Document text:
- - - -

The legislative debate in Harrisburg, Pa., over a Marcellus Shale gas drilling tax or fee continues to heat up – over Governor Corbett's objections. Last week, a new study of the impact of a drilling tax was released by Penn State College of Agricultural Sciences.
The study used existing state tax information for an objective analysis of drilling's impact on local economies and state tax collection. It's summarized in a four-page booklet titled "State Tax Implications of Marcellus Shale: What the Pennsylvania Data Say in 2010".
Although it's still early in the natural gas drilling process, the analysis indicates that Marcellus Shale development is already generating positive economic activity in affected communities according to the study's co-author Timothy Kelsey, Extension ag economist and state program leader for economic and community development.
Sales tax collections indicate retail sales are booming in Marcellus counties. State sales tax collections were up an average of 11% in counties with major Marcellus activity. Collections dropped by more than 6% in counties without any Marcellus.

- - - -

Records supplied:
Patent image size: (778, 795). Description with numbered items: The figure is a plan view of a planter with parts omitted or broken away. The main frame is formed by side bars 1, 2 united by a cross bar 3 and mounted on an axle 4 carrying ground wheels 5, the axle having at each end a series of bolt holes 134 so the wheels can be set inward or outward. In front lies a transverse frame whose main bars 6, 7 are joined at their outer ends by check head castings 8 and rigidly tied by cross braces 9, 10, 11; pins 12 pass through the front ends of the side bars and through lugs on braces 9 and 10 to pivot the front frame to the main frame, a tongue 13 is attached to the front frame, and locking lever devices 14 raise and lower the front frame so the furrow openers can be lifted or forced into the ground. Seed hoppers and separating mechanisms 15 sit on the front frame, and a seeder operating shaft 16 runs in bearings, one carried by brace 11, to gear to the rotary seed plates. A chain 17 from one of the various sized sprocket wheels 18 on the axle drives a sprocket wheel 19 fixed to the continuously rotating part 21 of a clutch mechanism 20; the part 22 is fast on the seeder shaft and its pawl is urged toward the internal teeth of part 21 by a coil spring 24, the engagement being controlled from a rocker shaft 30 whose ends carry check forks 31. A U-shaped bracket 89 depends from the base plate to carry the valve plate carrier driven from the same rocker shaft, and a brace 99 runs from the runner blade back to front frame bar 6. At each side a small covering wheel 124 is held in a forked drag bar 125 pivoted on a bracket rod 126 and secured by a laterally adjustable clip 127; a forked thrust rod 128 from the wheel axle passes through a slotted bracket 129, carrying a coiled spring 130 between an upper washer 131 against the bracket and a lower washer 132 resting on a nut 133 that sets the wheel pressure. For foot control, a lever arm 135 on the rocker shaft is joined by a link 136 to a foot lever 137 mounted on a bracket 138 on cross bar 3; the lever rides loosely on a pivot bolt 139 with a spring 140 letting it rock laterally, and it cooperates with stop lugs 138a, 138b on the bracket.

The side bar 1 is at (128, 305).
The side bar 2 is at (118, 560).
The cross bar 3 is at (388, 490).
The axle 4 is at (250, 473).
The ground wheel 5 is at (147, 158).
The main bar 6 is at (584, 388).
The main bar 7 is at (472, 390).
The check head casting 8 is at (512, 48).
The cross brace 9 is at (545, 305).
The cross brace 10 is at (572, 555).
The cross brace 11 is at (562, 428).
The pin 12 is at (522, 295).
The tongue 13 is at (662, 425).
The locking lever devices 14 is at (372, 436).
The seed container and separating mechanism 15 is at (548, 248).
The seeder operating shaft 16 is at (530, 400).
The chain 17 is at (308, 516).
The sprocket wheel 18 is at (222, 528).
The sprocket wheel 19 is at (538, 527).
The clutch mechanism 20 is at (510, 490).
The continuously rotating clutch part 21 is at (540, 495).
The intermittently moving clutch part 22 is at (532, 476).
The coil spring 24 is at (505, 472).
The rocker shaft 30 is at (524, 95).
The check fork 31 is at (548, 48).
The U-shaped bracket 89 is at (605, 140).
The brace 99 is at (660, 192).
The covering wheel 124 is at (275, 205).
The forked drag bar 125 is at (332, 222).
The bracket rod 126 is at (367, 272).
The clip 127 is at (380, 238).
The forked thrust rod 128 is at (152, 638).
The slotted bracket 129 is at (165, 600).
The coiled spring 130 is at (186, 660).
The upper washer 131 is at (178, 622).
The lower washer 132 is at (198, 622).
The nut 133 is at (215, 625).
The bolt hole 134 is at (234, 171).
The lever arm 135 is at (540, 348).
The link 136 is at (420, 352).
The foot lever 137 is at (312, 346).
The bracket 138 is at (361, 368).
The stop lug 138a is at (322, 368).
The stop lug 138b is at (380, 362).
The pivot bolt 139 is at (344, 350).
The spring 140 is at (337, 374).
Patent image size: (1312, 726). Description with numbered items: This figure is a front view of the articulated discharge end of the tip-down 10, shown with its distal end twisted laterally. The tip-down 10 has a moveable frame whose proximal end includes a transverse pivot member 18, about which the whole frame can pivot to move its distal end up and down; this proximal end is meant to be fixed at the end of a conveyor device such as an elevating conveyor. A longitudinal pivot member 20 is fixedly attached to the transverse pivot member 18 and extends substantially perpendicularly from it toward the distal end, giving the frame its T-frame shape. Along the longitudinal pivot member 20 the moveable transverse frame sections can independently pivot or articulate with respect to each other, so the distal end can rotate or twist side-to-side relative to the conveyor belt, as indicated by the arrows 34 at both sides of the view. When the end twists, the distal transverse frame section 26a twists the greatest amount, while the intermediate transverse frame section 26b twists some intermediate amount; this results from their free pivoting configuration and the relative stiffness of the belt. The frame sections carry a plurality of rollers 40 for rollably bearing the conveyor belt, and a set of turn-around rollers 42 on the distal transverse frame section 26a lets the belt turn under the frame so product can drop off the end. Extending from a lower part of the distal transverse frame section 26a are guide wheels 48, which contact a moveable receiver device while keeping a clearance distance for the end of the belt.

- - - -

Work instructions:
1. Reproduce the Marcellus Shale tax text word for word.
2. Write out the stretch of the records from their start through the line that contains "The cross bar 3 is at (388, 490).", copying those lines exactly and nothing more.
The text and the records were taken from unrelated sources.

Responses:
1.
The legislative debate in Harrisburg, Pa., over a Marcellus Shale gas drilling tax or fee continues to heat up – over Governor Corbett's objections. Last week, a new study of the impact of a drilling tax was released by Penn State College of Agricultural Sciences.
The study used existing state tax information for an objective analysis of drilling's impact on local economies and state tax collection. It's summarized in a four-page booklet titled "State Tax Implications of Marcellus Shale: What the Pennsylvania Data Say in 2010".
Although it's still early in the natural gas drilling process, the analysis indicates that Marcellus Shale development is already generating positive economic activity in affected communities according to the study's co-author Timothy Kelsey, Extension ag economist and state program leader for economic and community development.
Sales tax collections indicate retail sales are booming in Marcellus counties. State sales tax collections were up an average of 11% in counties with major Marcellus activity. Collections dropped by more than 6% in counties without any Marcellus.

2.
Patent image size: (778, 795). Description with numbered items: The figure is a plan view of a planter with parts omitted or broken away. The main frame is formed by side bars 1, 2 united by a cross bar 3 and mounted on an axle 4 carrying ground wheels 5, the axle having at each end a series of bolt holes 134 so the wheels can be set inward or outward. In front lies a transverse frame whose main bars 6, 7 are joined at their outer ends by check head castings 8 and rigidly tied by cross braces 9, 10, 11; pins 12 pass through the front ends of the side bars and through lugs on braces 9 and 10 to pivot the front frame to the main frame, a tongue 13 is attached to the front frame, and locking lever devices 14 raise and lower the front frame so the furrow openers can be lifted or forced into the ground. Seed hoppers and separating mechanisms 15 sit on the front frame, and a seeder operating shaft 16 runs in bearings, one carried by brace 11, to gear to the rotary seed plates. A chain 17 from one of the various sized sprocket wheels 18 on the axle drives a sprocket wheel 19 fixed to the continuously rotating part 21 of a clutch mechanism 20; the part 22 is fast on the seeder shaft and its pawl is urged toward the internal teeth of part 21 by a coil spring 24, the engagement being controlled from a rocker shaft 30 whose ends carry check forks 31. A U-shaped bracket 89 depends from the base plate to carry the valve plate carrier driven from the same rocker shaft, and a brace 99 runs from the runner blade back to front frame bar 6. At each side a small covering wheel 124 is held in a forked drag bar 125 pivoted on a bracket rod 126 and secured by a laterally adjustable clip 127; a forked thrust rod 128 from the wheel axle passes through a slotted bracket 129, carrying a coiled spring 130 between an upper washer 131 against the bracket and a lower washer 132 resting on a nut 133 that sets the wheel pressure. For foot control, a lever arm 135 on the rocker shaft is joined by a link 136 to a foot lever 137 mounted on a bracket 138 on cross bar 3; the lever rides loosely on a pivot bolt 139 with a spring 140 letting it rock laterally, and it cooperates with stop lugs 138a, 138b on the bracket.

The side bar 1 is at (128, 305).
The side bar 2 is at (118, 560).
The cross bar 3 is at (388, 490).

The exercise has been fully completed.